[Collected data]
──────

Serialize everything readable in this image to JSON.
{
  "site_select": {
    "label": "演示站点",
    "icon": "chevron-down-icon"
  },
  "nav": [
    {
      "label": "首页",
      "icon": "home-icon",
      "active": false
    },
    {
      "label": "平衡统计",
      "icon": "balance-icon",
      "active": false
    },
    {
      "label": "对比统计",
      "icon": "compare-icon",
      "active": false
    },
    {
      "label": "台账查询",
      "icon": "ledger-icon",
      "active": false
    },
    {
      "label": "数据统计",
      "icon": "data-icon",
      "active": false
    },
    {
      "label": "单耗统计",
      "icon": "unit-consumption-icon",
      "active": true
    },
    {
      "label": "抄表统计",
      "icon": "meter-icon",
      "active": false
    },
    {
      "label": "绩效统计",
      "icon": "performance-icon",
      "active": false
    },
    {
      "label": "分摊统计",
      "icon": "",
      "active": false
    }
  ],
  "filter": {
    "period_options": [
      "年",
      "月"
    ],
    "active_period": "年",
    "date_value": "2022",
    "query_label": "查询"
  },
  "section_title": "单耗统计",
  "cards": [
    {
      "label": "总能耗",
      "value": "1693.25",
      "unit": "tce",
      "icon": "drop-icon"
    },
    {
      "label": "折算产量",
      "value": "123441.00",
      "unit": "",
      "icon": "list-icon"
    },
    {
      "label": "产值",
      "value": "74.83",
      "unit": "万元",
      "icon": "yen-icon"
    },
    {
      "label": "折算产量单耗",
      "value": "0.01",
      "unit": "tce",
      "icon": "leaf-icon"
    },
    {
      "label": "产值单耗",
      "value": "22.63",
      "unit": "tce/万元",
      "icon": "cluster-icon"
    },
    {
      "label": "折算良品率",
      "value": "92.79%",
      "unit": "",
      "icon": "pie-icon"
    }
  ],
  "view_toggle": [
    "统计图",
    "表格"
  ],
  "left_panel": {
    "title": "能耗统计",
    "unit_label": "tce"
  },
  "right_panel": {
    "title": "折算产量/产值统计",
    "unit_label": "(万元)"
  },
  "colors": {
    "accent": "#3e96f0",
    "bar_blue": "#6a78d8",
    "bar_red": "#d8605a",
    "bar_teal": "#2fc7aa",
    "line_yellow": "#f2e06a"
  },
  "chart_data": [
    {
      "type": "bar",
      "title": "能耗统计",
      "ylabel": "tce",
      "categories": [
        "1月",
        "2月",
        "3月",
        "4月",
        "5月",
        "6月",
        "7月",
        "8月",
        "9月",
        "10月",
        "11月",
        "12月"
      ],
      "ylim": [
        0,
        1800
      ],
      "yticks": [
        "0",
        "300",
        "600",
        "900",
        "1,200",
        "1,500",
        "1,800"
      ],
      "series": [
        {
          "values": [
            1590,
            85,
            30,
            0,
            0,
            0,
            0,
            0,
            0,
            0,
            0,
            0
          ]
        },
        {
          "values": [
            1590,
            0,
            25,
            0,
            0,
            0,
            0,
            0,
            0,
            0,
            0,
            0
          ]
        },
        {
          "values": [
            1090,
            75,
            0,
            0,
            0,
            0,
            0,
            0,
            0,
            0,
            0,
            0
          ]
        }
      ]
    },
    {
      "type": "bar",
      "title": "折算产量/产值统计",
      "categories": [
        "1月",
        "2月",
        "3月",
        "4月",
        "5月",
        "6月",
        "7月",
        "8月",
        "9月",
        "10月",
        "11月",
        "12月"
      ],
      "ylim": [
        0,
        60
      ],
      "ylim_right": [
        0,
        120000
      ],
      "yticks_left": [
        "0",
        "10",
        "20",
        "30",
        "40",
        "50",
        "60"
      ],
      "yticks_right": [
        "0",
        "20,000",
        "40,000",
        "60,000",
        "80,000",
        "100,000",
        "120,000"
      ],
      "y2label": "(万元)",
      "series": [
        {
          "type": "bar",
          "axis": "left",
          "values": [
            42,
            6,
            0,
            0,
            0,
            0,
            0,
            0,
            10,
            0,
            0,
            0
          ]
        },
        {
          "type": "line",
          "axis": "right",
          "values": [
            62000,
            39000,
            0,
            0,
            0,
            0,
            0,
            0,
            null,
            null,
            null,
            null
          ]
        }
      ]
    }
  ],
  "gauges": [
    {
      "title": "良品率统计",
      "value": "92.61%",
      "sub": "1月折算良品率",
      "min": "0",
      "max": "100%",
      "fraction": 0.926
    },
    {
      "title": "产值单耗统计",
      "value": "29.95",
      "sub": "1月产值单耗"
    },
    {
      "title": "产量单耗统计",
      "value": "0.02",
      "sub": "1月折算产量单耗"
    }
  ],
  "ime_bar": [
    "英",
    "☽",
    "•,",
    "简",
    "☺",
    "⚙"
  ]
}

──────

What the exercise asks.
Every line above should be printed again exactly as it stands.

Response to the exercise.
Serialize everything readable in this image to JSON.
{
  "site_select": {
    "label": "演示站点",
    "icon": "chevron-down-icon"
  },
  "nav": [
    {
      "label": "首页",
      "icon": "home-icon",
      "active": false
    },
    {
      "label": "平衡统计",
      "icon": "balance-icon",
      "active": false
    },
    {
      "label": "对比统计",
      "icon": "compare-icon",
      "active": false
    },
    {
      "label": "台账查询",
      "icon": "ledger-icon",
      "active": false
    },
    {
      "label": "数据统计",
      "icon": "data-icon",
      "active": false
    },
    {
      "label": "单耗统计",
      "icon": "unit-consumption-icon",
      "active": true
    },
    {
      "label": "抄表统计",
      "icon": "meter-icon",
      "active": false
    },
    {
      "label": "绩效统计",
      "icon": "performance-icon",
      "active": false
    },
    {
      "label": "分摊统计",
      "icon": "",
      "active": false
    }
  ],
  "filter": {
    "period_options": [
      "年",
      "月"
    ],
    "active_period": "年",
    "date_value": "2022",
    "query_label": "查询"
  },
  "section_title": "单耗统计",
  "cards": [
    {
      "label": "总能耗",
      "value": "1693.25",
      "unit": "tce",
      "icon": "drop-icon"
    },
    {
      "label": "折算产量",
      "value": "123441.00",
      "unit": "",
      "icon": "list-icon"
    },
    {
      "label": "产值",
      "value": "74.83",
      "unit": "万元",
      "icon": "yen-icon"
    },
    {
      "label": "折算产量单耗",
      "value": "0.01",
      "unit": "tce",
      "icon": "leaf-icon"
    },
    {
      "label": "产值单耗",
      "value": "22.63",
      "unit": "tce/万元",
      "icon": "cluster-icon"
    },
    {
      "label": "折算良品率",
      "value": "92.79%",
      "unit": "",
      "icon": "pie-icon"
    }
  ],
  "view_toggle": [
    "统计图",
    "表格"
  ],
  "left_panel": {
    "title": "能耗统计",
    "unit_label": "tce"
  },
  "right_panel": {
    "title": "折算产量/产值统计",
    "unit_label": "(万元)"
  },
  "colors": {
    "accent": "#3e96f0",
    "bar_blue": "#6a78d8",
    "bar_red": "#d8605a",
    "bar_teal": "#2fc7aa",
    "line_yellow": "#f2e06a"
  },
  "chart_data": [
    {
      "type": "bar",
      "title": "能耗统计",
      "ylabel": "tce",
      "categories": [
        "1月",
        "2月",
        "3月",
        "4月",
        "5月",
        "6月",
        "7月",
        "8月",
        "9月",
        "10月",
        "11月",
        "12月"
      ],
      "ylim": [
        0,
        1800
      ],
      "yticks": [
        "0",
        "300",
        "600",
        "900",
        "1,200",
        "1,500",
        "1,800"
      ],
      "series": [
        {
          "values": [
            1590,
            85,
            30,
            0,
            0,
            0,
            0,
            0,
            0,
            0,
            0,
            0
          ]
        },
        {
          "values": [
            1590,
            0,
            25,
            0,
            0,
            0,
            0,
            0,
            0,
            0,
            0,
            0
          ]
        },
        {
          "values": [
            1090,
            75,
            0,
            0,
            0,
            0,
            0,
            0,
            0,
            0,
            0,
            0
          ]
        }
      ]
    },
    {
      "type": "bar",
      "title": "折算产量/产值统计",
      "categories": [
        "1月",
        "2月",
        "3月",
        "4月",
        "5月",
        "6月",
        "7月",
        "8月",
        "9月",
        "10月",
        "11月",
        "12月"
      ],
      "ylim": [
        0,
        60
      ],
      "ylim_right": [
        0,
        120000
      ],
      "yticks_left": [
        "0",
        "10",
        "20",
        "30",
        "40",
        "50",
        "60"
      ],
      "yticks_right": [
        "0",
        "20,000",
        "40,000",
        "60,000",
        "80,000",
        "100,000",
        "120,000"
      ],
      "y2label": "(万元)",
      "series": [
        {
          "type": "bar",
          "axis": "left",
          "values": [
            42,
            6,
            0,
            0,
            0,
            0,
            0,
            0,
            10,
            0,
            0,
            0
          ]
        },
        {
          "type": "line",
          "axis": "right",
          "values": [
            62000,
            39000,
            0,
            0,
            0,
            0,
            0,
            0,
            null,
            null,
            null,
            null
          ]
        }
      ]
    }
  ],
  "gauges": [
    {
      "title": "良品率统计",
      "value": "92.61%",
      "sub": "1月折算良品率",
      "min": "0",
      "max": "100%",
      "fraction": 0.926
    },
    {
      "title": "产值单耗统计",
      "value": "29.95",
      "sub": "1月产值单耗"
    },
    {
      "title": "产量单耗统计",
      "value": "0.02",
      "sub": "1月折算产量单耗"
    }
  ],
  "ime_bar": [
    "英",
    "☽",
    "•,",
    "简",
    "☺",
    "⚙"
  ]
}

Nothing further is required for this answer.